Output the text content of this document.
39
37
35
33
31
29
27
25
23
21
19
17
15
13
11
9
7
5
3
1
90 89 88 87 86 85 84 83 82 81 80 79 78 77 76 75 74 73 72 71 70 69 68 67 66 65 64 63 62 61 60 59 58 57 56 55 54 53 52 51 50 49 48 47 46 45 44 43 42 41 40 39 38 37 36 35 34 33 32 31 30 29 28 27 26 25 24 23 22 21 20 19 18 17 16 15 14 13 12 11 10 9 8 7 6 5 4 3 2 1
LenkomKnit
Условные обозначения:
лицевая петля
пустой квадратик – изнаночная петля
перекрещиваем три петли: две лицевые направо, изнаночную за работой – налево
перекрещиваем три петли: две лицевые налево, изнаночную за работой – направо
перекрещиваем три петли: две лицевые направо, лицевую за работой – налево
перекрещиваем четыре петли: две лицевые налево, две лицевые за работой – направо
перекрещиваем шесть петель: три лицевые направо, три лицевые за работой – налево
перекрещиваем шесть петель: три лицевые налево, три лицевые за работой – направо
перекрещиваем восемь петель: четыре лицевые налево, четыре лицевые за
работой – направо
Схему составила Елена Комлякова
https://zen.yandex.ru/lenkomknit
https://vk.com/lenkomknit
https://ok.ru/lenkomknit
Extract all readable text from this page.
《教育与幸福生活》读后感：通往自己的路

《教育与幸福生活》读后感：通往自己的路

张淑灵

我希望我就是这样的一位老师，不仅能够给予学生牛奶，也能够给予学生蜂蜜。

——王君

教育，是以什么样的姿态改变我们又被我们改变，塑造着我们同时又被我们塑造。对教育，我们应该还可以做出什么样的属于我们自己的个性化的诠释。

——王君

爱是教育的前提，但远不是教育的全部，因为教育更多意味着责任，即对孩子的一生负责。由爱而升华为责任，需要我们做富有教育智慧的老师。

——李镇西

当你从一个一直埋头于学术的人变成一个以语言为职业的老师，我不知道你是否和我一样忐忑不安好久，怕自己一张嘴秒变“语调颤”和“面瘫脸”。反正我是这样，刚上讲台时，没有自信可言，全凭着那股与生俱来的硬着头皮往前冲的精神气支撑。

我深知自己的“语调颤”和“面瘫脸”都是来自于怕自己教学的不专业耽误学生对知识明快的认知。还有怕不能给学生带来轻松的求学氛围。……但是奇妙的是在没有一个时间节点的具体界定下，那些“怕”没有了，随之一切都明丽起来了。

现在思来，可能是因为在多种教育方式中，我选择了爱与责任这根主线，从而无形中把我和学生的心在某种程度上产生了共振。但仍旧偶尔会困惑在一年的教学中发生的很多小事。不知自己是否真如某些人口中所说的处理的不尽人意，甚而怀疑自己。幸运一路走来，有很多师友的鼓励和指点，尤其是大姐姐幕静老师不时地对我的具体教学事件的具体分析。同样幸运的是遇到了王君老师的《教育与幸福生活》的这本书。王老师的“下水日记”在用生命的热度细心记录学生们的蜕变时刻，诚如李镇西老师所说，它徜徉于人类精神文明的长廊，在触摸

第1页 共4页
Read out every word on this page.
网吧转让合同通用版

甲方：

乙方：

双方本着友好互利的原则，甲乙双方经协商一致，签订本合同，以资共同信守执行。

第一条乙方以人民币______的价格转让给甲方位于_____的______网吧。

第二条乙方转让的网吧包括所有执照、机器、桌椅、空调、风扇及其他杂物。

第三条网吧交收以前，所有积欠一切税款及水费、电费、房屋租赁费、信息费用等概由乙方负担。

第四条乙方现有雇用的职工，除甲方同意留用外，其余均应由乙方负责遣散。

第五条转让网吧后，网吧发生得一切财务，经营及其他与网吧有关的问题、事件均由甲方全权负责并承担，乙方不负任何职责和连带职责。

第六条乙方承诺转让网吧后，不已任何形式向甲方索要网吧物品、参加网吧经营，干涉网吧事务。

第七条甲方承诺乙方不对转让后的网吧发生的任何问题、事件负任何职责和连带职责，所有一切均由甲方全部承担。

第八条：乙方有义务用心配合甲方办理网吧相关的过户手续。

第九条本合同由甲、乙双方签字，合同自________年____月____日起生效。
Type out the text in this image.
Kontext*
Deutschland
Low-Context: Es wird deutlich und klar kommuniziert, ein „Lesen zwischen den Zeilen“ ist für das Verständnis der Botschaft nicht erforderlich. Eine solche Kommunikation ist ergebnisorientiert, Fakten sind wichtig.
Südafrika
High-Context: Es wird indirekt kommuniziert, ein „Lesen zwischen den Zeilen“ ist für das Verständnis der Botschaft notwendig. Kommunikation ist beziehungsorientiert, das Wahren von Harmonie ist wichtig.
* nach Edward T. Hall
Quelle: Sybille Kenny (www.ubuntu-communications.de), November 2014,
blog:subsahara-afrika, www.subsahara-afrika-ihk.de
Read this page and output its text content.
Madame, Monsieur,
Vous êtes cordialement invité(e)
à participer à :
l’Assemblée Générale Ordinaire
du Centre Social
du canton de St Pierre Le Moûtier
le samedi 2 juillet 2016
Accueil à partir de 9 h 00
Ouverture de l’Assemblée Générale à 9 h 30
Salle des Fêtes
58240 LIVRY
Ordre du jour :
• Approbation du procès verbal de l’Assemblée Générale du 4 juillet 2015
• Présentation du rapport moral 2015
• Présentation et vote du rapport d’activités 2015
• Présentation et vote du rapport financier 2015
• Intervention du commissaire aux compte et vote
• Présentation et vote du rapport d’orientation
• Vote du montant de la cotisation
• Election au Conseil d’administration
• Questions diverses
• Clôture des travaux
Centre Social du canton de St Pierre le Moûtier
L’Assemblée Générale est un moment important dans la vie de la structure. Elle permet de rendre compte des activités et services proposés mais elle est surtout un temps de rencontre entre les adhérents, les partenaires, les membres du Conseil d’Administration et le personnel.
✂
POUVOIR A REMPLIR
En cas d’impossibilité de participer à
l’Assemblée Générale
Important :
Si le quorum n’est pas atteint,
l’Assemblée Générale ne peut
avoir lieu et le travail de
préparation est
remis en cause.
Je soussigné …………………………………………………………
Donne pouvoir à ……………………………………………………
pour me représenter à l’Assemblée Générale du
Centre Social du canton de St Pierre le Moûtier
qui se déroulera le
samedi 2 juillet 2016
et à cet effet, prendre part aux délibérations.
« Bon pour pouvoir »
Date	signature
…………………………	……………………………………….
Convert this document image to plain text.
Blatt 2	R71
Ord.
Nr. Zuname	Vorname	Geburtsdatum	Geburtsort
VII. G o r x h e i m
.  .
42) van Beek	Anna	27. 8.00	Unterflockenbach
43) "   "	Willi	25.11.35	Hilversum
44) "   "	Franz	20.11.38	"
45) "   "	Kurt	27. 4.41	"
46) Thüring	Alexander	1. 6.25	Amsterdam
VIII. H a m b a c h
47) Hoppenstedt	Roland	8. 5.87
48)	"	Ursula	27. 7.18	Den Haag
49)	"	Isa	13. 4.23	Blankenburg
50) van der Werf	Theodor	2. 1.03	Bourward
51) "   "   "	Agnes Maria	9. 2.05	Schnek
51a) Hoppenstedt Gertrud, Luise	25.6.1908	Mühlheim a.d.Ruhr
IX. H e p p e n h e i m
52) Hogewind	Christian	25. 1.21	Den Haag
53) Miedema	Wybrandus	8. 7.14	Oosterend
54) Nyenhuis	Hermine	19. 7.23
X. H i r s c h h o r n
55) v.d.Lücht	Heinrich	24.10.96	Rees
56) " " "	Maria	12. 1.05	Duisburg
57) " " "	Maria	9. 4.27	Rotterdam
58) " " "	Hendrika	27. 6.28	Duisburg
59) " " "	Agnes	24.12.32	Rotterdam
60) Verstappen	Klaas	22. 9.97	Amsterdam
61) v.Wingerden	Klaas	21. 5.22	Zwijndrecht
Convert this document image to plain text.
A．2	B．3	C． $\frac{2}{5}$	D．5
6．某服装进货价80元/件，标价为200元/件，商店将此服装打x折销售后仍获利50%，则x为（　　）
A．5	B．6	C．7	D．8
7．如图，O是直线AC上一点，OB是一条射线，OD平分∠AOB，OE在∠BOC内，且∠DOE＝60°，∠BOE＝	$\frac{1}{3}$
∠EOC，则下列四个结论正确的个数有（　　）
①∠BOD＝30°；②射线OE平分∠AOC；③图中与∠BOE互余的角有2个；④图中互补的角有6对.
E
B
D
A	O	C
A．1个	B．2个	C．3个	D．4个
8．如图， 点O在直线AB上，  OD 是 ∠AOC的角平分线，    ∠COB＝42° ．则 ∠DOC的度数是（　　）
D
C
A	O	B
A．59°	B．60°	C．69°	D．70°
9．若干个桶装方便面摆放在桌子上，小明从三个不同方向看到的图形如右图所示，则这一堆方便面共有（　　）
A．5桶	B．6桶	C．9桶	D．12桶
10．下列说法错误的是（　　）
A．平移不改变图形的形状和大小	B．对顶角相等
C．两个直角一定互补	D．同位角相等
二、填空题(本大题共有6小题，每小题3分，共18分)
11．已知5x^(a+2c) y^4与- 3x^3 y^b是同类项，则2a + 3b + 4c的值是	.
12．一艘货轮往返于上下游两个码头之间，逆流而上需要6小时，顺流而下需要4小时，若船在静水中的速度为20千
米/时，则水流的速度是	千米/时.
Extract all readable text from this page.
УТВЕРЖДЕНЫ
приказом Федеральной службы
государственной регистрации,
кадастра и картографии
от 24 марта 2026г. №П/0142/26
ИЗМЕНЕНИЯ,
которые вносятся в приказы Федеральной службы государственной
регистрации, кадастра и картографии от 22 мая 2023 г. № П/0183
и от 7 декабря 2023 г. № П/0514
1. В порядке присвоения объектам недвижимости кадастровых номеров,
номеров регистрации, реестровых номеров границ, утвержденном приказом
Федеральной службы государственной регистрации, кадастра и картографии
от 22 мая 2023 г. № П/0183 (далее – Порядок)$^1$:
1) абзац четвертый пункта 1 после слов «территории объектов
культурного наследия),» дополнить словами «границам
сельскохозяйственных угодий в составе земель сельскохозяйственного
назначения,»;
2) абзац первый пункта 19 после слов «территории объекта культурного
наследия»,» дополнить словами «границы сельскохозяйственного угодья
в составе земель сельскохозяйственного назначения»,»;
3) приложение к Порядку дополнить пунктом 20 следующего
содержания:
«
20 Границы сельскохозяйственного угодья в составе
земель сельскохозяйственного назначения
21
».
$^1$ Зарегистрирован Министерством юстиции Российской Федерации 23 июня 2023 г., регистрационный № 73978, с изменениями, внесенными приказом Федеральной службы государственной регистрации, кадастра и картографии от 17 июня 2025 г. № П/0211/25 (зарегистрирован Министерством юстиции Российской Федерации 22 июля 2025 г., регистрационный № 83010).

--- GOAL ---
List every line above that holds the word "zwischen".

--- EXERCISE RESULT ---
Low-Context: Es wird deutlich und klar kommuniziert, ein „Lesen zwischen den Zeilen“ ist für das Verständnis der Botschaft nicht erforderlich. Eine solche Kommunikation ist ergebnisorientiert, Fakten sind wichtig.
High-Context: Es wird indirekt kommuniziert, ein „Lesen zwischen den Zeilen“ ist für das Verständnis der Botschaft notwendig. Kommunikation ist beziehungsorientiert, das Wahren von Harmonie ist wichtig.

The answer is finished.